BEGIN Dataset records
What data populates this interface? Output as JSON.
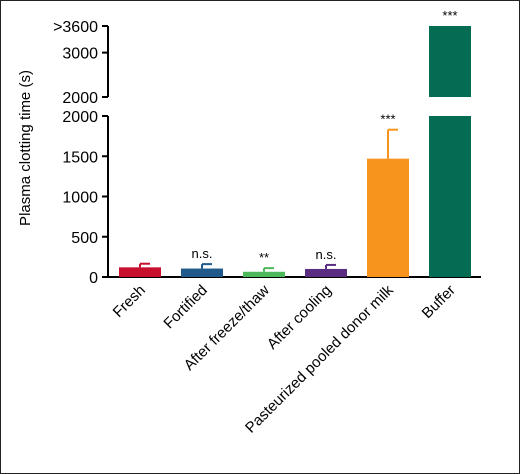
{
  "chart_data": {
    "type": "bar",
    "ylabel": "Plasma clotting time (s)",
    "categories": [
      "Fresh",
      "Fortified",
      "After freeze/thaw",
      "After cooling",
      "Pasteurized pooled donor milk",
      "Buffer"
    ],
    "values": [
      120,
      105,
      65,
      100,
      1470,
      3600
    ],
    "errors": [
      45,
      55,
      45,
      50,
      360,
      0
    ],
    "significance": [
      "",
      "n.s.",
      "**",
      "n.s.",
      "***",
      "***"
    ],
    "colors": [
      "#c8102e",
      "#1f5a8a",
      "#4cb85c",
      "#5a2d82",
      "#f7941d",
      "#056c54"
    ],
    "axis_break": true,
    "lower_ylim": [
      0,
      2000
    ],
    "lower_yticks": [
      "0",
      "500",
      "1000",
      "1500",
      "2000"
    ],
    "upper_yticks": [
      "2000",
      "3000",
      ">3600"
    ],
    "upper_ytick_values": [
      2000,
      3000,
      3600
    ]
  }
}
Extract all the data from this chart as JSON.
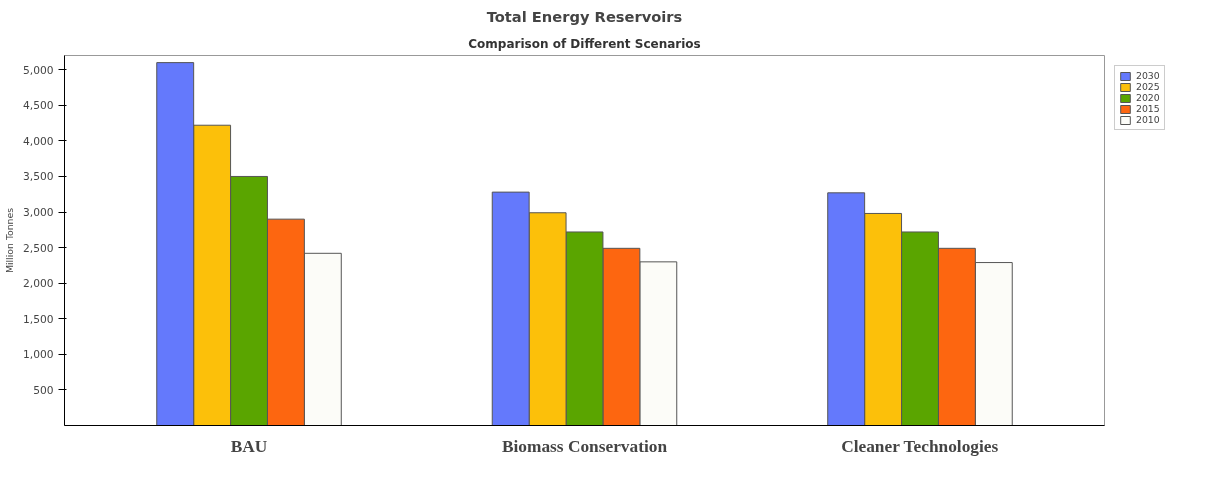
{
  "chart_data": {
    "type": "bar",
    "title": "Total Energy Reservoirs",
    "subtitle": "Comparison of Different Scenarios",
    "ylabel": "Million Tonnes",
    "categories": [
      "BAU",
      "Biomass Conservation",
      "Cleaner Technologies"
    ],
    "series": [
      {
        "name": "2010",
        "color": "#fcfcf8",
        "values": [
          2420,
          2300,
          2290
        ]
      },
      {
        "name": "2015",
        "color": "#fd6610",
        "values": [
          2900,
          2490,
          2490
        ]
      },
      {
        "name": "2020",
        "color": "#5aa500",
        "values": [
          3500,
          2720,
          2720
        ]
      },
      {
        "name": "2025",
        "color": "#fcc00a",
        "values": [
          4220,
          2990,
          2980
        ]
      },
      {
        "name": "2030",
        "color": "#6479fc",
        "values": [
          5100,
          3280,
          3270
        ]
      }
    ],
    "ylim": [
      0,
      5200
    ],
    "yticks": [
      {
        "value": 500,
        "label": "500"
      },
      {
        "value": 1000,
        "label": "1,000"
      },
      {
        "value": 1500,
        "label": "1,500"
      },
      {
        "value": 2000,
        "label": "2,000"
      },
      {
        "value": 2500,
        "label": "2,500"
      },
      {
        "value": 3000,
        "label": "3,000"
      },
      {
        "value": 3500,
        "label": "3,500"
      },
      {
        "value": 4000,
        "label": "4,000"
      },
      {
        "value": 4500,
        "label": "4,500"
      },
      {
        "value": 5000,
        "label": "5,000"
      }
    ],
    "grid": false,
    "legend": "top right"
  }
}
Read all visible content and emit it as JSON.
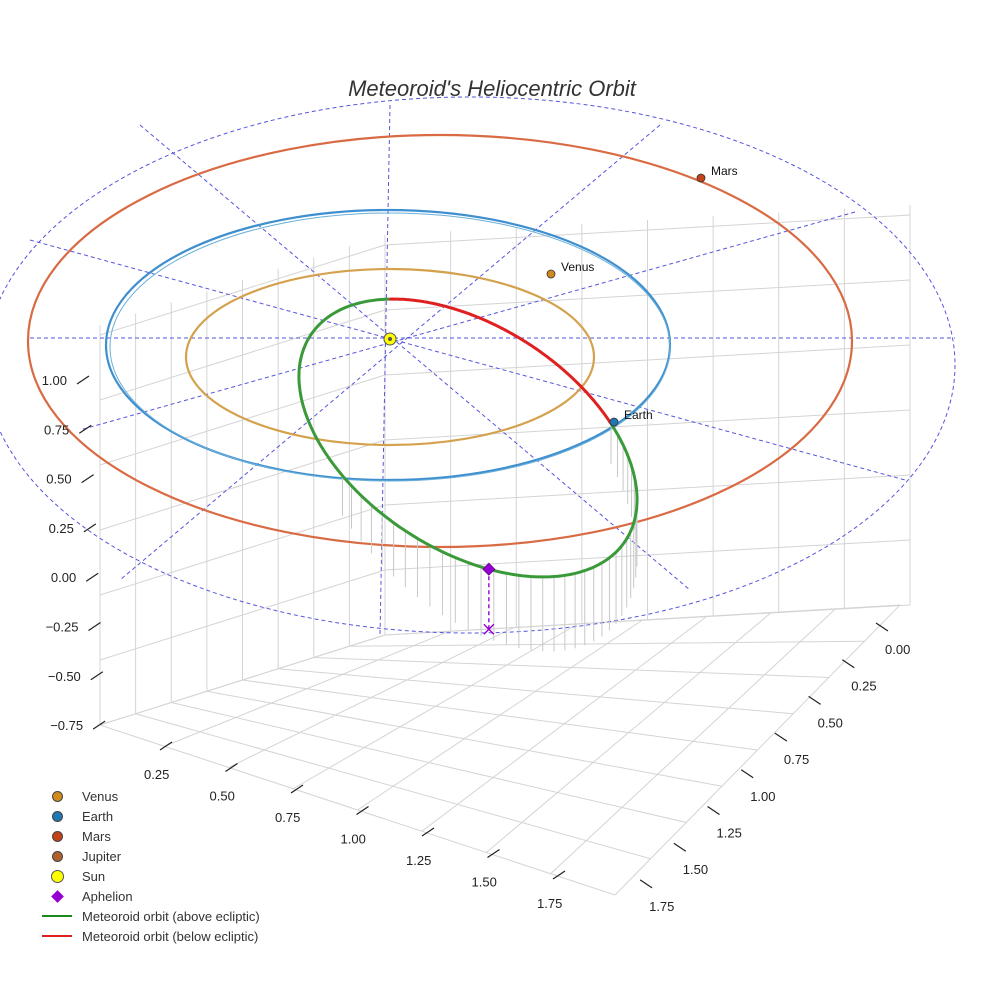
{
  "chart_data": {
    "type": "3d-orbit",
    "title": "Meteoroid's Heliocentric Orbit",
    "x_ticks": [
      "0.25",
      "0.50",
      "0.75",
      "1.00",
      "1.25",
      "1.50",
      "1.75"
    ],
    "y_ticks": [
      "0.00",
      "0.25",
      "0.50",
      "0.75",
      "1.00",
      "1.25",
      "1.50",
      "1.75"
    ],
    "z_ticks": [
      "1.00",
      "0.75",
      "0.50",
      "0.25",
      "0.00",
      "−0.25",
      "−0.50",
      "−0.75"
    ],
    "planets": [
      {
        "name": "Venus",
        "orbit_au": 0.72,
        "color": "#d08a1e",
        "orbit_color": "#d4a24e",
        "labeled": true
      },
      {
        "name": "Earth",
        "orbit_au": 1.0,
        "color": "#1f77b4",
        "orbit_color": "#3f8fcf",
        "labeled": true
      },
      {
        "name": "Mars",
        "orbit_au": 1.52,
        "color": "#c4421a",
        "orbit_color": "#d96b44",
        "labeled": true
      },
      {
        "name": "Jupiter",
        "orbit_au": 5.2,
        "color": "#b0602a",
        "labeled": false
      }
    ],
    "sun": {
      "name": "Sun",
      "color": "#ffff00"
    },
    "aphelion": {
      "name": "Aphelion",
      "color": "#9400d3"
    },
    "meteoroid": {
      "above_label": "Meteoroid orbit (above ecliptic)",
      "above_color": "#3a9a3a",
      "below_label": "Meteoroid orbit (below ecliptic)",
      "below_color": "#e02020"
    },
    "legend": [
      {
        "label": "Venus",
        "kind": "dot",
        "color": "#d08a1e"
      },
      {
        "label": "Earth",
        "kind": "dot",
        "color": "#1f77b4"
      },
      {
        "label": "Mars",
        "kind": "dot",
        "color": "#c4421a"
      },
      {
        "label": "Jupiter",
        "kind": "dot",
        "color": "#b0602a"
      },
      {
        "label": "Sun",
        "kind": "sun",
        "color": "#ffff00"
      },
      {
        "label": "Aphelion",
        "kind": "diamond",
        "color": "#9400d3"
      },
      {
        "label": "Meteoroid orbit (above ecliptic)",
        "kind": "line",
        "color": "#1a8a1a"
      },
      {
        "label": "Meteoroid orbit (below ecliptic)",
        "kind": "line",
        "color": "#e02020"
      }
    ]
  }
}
END Dataset records
▸ **Request**:
Without the images, write out each line of the data verbatim.

▸ **The completed task**:
What data populates this interface? Output as JSON.
{
  "chart_data": {
    "type": "bar",
    "ylabel": "Plasma clotting time (s)",
    "categories": [
      "Fresh",
      "Fortified",
      "After freeze/thaw",
      "After cooling",
      "Pasteurized pooled donor milk",
      "Buffer"
    ],
    "values": [
      120,
      105,
      65,
      100,
      1470,
      3600
    ],
    "errors": [
      45,
      55,
      45,
      50,
      360,
      0
    ],
    "significance": [
      "",
      "n.s.",
      "**",
      "n.s.",
      "***",
      "***"
    ],
    "colors": [
      "#c8102e",
      "#1f5a8a",
      "#4cb85c",
      "#5a2d82",
      "#f7941d",
      "#056c54"
    ],
    "axis_break": true,
    "lower_ylim": [
      0,
      2000
    ],
    "lower_yticks": [
      "0",
      "500",
      "1000",
      "1500",
      "2000"
    ],
    "upper_yticks": [
      "2000",
      "3000",
      ">3600"
    ],
    "upper_ytick_values": [
      2000,
      3000,
      3600
    ]
  }
}
Extract all the data from this chart as JSON.
{
  "chart_data": {
    "type": "bar",
    "title": "Total Energy Reservoirs",
    "subtitle": "Comparison of Different Scenarios",
    "ylabel": "Million Tonnes",
    "categories": [
      "BAU",
      "Biomass Conservation",
      "Cleaner Technologies"
    ],
    "series": [
      {
        "name": "2010",
        "color": "#fcfcf8",
        "values": [
          2420,
          2300,
          2290
        ]
      },
      {
        "name": "2015",
        "color": "#fd6610",
        "values": [
          2900,
          2490,
          2490
        ]
      },
      {
        "name": "2020",
        "color": "#5aa500",
        "values": [
          3500,
          2720,
          2720
        ]
      },
      {
        "name": "2025",
        "color": "#fcc00a",
        "values": [
          4220,
          2990,
          2980
        ]
      },
      {
        "name": "2030",
        "color": "#6479fc",
        "values": [
          5100,
          3280,
          3270
        ]
      }
    ],
    "ylim": [
      0,
      5200
    ],
    "yticks": [
      {
        "value": 500,
        "label": "500"
      },
      {
        "value": 1000,
        "label": "1,000"
      },
      {
        "value": 1500,
        "label": "1,500"
      },
      {
        "value": 2000,
        "label": "2,000"
      },
      {
        "value": 2500,
        "label": "2,500"
      },
      {
        "value": 3000,
        "label": "3,000"
      },
      {
        "value": 3500,
        "label": "3,500"
      },
      {
        "value": 4000,
        "label": "4,000"
      },
      {
        "value": 4500,
        "label": "4,500"
      },
      {
        "value": 5000,
        "label": "5,000"
      }
    ],
    "grid": false,
    "legend": "top right"
  }
}
Read all visible content and emit it as JSON.
{
  "chart_data": {
    "type": "3d-orbit",
    "title": "Meteoroid's Heliocentric Orbit",
    "x_ticks": [
      "0.25",
      "0.50",
      "0.75",
      "1.00",
      "1.25",
      "1.50",
      "1.75"
    ],
    "y_ticks": [
      "0.00",
      "0.25",
      "0.50",
      "0.75",
      "1.00",
      "1.25",
      "1.50",
      "1.75"
    ],
    "z_ticks": [
      "1.00",
      "0.75",
      "0.50",
      "0.25",
      "0.00",
      "−0.25",
      "−0.50",
      "−0.75"
    ],
    "planets": [
      {
        "name": "Venus",
        "orbit_au": 0.72,
        "color": "#d08a1e",
        "orbit_color": "#d4a24e",
        "labeled": true
      },
      {
        "name": "Earth",
        "orbit_au": 1.0,
        "color": "#1f77b4",
        "orbit_color": "#3f8fcf",
        "labeled": true
      },
      {
        "name": "Mars",
        "orbit_au": 1.52,
        "color": "#c4421a",
        "orbit_color": "#d96b44",
        "labeled": true
      },
      {
        "name": "Jupiter",
        "orbit_au": 5.2,
        "color": "#b0602a",
        "labeled": false
      }
    ],
    "sun": {
      "name": "Sun",
      "color": "#ffff00"
    },
    "aphelion": {
      "name": "Aphelion",
      "color": "#9400d3"
    },
    "meteoroid": {
      "above_label": "Meteoroid orbit (above ecliptic)",
      "above_color": "#3a9a3a",
      "below_label": "Meteoroid orbit (below ecliptic)",
      "below_color": "#e02020"
    },
    "legend": [
      {
        "label": "Venus",
        "kind": "dot",
        "color": "#d08a1e"
      },
      {
        "label": "Earth",
        "kind": "dot",
        "color": "#1f77b4"
      },
      {
        "label": "Mars",
        "kind": "dot",
        "color": "#c4421a"
      },
      {
        "label": "Jupiter",
        "kind": "dot",
        "color": "#b0602a"
      },
      {
        "label": "Sun",
        "kind": "sun",
        "color": "#ffff00"
      },
      {
        "label": "Aphelion",
        "kind": "diamond",
        "color": "#9400d3"
      },
      {
        "label": "Meteoroid orbit (above ecliptic)",
        "kind": "line",
        "color": "#1a8a1a"
      },
      {
        "label": "Meteoroid orbit (below ecliptic)",
        "kind": "line",
        "color": "#e02020"
      }
    ]
  }
}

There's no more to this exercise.